Start of Records for this task

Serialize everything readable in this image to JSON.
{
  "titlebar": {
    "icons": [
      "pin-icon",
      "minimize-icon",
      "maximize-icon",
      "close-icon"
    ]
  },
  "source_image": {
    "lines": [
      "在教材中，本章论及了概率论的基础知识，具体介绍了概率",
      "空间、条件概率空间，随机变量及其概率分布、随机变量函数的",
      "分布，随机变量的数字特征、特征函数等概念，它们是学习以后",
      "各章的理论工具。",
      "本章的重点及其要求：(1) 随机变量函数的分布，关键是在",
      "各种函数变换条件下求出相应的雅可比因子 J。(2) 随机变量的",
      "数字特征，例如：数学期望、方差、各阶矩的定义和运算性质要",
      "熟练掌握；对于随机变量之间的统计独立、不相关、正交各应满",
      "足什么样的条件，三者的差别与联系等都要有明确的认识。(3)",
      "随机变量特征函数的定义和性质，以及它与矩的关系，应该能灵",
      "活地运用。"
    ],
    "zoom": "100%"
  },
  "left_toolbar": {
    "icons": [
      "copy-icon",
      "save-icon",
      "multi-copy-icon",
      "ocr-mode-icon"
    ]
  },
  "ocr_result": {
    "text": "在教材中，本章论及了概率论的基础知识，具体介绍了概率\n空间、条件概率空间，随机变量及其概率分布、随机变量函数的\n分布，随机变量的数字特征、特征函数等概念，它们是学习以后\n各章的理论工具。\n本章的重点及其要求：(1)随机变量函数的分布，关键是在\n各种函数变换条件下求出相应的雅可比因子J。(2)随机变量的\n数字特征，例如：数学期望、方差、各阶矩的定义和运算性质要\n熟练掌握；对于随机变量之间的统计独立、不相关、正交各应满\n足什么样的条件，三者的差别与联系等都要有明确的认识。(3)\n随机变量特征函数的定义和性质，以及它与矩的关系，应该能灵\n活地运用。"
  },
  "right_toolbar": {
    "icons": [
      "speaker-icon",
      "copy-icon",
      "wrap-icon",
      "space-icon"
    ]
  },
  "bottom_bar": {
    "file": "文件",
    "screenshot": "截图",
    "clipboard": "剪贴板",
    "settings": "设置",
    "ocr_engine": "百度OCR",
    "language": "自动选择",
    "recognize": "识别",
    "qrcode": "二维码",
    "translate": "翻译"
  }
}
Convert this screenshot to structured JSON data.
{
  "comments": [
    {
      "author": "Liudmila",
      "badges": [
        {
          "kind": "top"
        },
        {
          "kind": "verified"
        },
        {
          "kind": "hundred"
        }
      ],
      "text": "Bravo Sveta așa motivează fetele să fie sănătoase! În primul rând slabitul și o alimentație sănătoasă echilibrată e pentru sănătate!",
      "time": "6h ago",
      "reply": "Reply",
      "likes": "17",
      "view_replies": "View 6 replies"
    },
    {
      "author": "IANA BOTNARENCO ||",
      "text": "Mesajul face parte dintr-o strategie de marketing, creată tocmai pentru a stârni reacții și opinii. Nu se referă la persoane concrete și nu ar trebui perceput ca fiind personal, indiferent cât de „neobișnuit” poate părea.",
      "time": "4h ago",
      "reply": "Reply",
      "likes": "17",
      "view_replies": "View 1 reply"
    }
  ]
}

End of Records for this task

**Written instruction:**
Tell how many lines of the records above hold the string "条件概率空间". Give no other text.

**Written solution:**
2